# Task objective:
Below are some records. Say in a single number how many of their lines include the word "categories".

(Data entries for graphics)
+++++

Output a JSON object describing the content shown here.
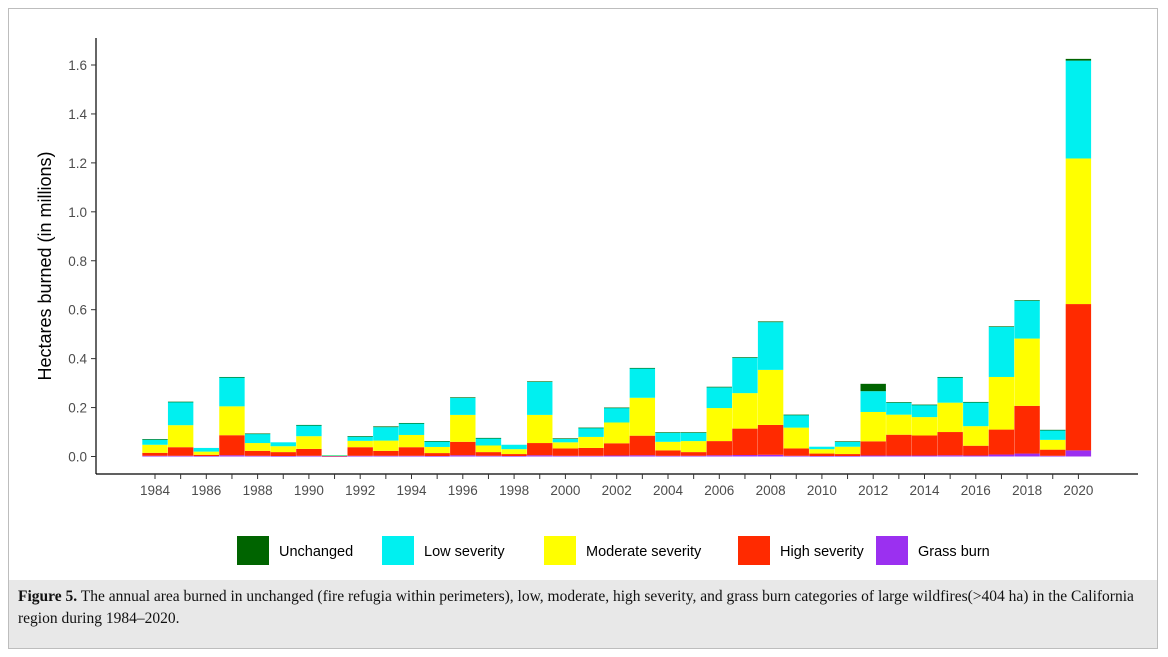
{
  "chart_data": {
    "type": "bar",
    "stacked": true,
    "ylabel": "Hectares burned (in millions)",
    "xlabel": "",
    "ylim": [
      0,
      1.72
    ],
    "y_ticks": [
      "0.0",
      "0.2",
      "0.4",
      "0.6",
      "0.8",
      "1.0",
      "1.2",
      "1.4",
      "1.6"
    ],
    "x_tick_labels": [
      "1984",
      "1986",
      "1988",
      "1990",
      "1992",
      "1994",
      "1996",
      "1998",
      "2000",
      "2002",
      "2004",
      "2006",
      "2008",
      "2010",
      "2012",
      "2014",
      "2016",
      "2018",
      "2020"
    ],
    "grid": false,
    "legend_position": "bottom",
    "categories": [
      "1984",
      "1985",
      "1986",
      "1987",
      "1988",
      "1989",
      "1990",
      "1991",
      "1992",
      "1993",
      "1994",
      "1995",
      "1996",
      "1997",
      "1998",
      "1999",
      "2000",
      "2001",
      "2002",
      "2003",
      "2004",
      "2005",
      "2006",
      "2007",
      "2008",
      "2009",
      "2010",
      "2011",
      "2012",
      "2013",
      "2014",
      "2015",
      "2016",
      "2017",
      "2018",
      "2019",
      "2020"
    ],
    "series": [
      {
        "name": "Grass burn",
        "color": "#9b30f0",
        "values": [
          0.003,
          0.003,
          0.002,
          0.005,
          0.003,
          0.002,
          0.003,
          0.001,
          0.003,
          0.003,
          0.003,
          0.002,
          0.005,
          0.003,
          0.002,
          0.005,
          0.003,
          0.003,
          0.004,
          0.005,
          0.003,
          0.003,
          0.005,
          0.006,
          0.007,
          0.003,
          0.002,
          0.002,
          0.004,
          0.004,
          0.004,
          0.005,
          0.004,
          0.008,
          0.012,
          0.003,
          0.025
        ]
      },
      {
        "name": "High severity",
        "color": "#ff2a00",
        "values": [
          0.012,
          0.035,
          0.005,
          0.082,
          0.02,
          0.016,
          0.028,
          0.002,
          0.035,
          0.02,
          0.035,
          0.012,
          0.055,
          0.015,
          0.008,
          0.05,
          0.03,
          0.032,
          0.05,
          0.08,
          0.022,
          0.015,
          0.058,
          0.108,
          0.122,
          0.03,
          0.01,
          0.008,
          0.058,
          0.085,
          0.082,
          0.095,
          0.04,
          0.102,
          0.195,
          0.025,
          0.598
        ]
      },
      {
        "name": "Moderate severity",
        "color": "#ffff00",
        "values": [
          0.033,
          0.09,
          0.013,
          0.118,
          0.032,
          0.024,
          0.052,
          0.002,
          0.026,
          0.042,
          0.05,
          0.025,
          0.11,
          0.027,
          0.02,
          0.115,
          0.025,
          0.045,
          0.085,
          0.155,
          0.035,
          0.045,
          0.135,
          0.145,
          0.225,
          0.085,
          0.018,
          0.03,
          0.12,
          0.082,
          0.075,
          0.12,
          0.08,
          0.215,
          0.275,
          0.04,
          0.595
        ]
      },
      {
        "name": "Low severity",
        "color": "#00f0f0",
        "values": [
          0.022,
          0.095,
          0.015,
          0.118,
          0.038,
          0.016,
          0.045,
          0.001,
          0.018,
          0.055,
          0.048,
          0.023,
          0.07,
          0.03,
          0.018,
          0.135,
          0.015,
          0.037,
          0.06,
          0.12,
          0.038,
          0.035,
          0.085,
          0.145,
          0.195,
          0.052,
          0.01,
          0.02,
          0.085,
          0.05,
          0.05,
          0.103,
          0.098,
          0.205,
          0.155,
          0.04,
          0.4
        ]
      },
      {
        "name": "Unchanged",
        "color": "#006400",
        "values": [
          0.001,
          0.001,
          0.0,
          0.002,
          0.001,
          0.0,
          0.001,
          0.0,
          0.001,
          0.003,
          0.001,
          0.001,
          0.002,
          0.001,
          0.0,
          0.002,
          0.001,
          0.001,
          0.001,
          0.002,
          0.001,
          0.001,
          0.002,
          0.002,
          0.003,
          0.001,
          0.0,
          0.002,
          0.03,
          0.001,
          0.001,
          0.002,
          0.001,
          0.002,
          0.002,
          0.001,
          0.007
        ]
      }
    ],
    "legend": [
      {
        "label": "Unchanged",
        "color": "#006400"
      },
      {
        "label": "Low severity",
        "color": "#00f0f0"
      },
      {
        "label": "Moderate severity",
        "color": "#ffff00"
      },
      {
        "label": "High severity",
        "color": "#ff2a00"
      },
      {
        "label": "Grass burn",
        "color": "#9b30f0"
      }
    ]
  },
  "caption": {
    "label": "Figure 5.",
    "text": " The annual area burned in unchanged (fire refugia within perimeters), low, moderate, high severity, and grass burn categories of large wildfires(>404 ha) in the California region during 1984–2020."
  }
}
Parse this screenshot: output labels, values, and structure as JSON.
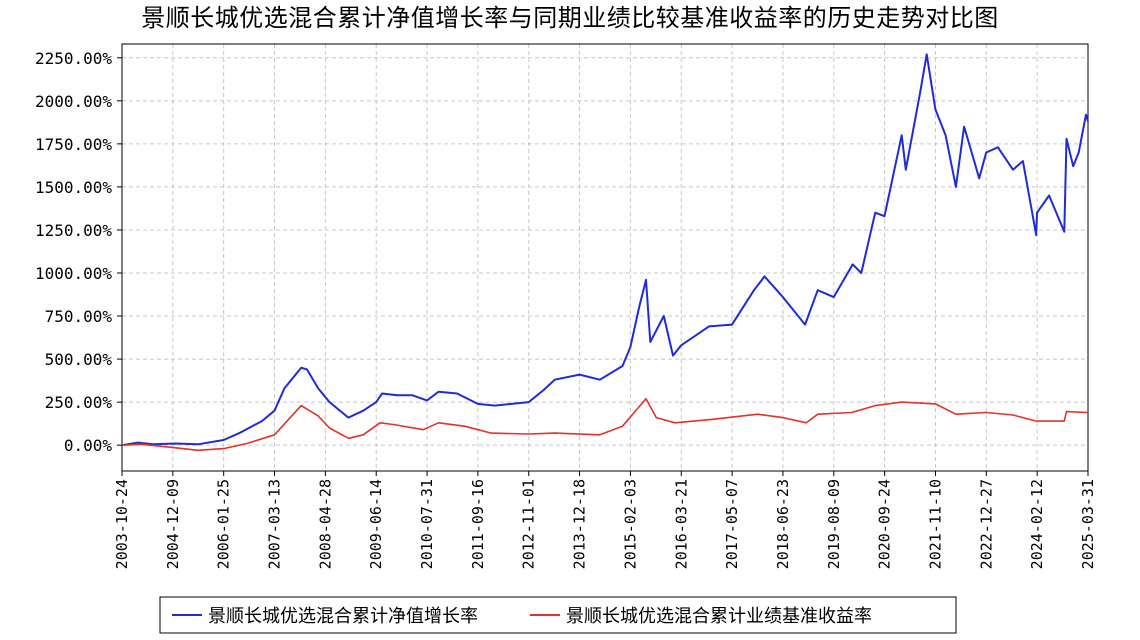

+++++

# Output of the exercise:
2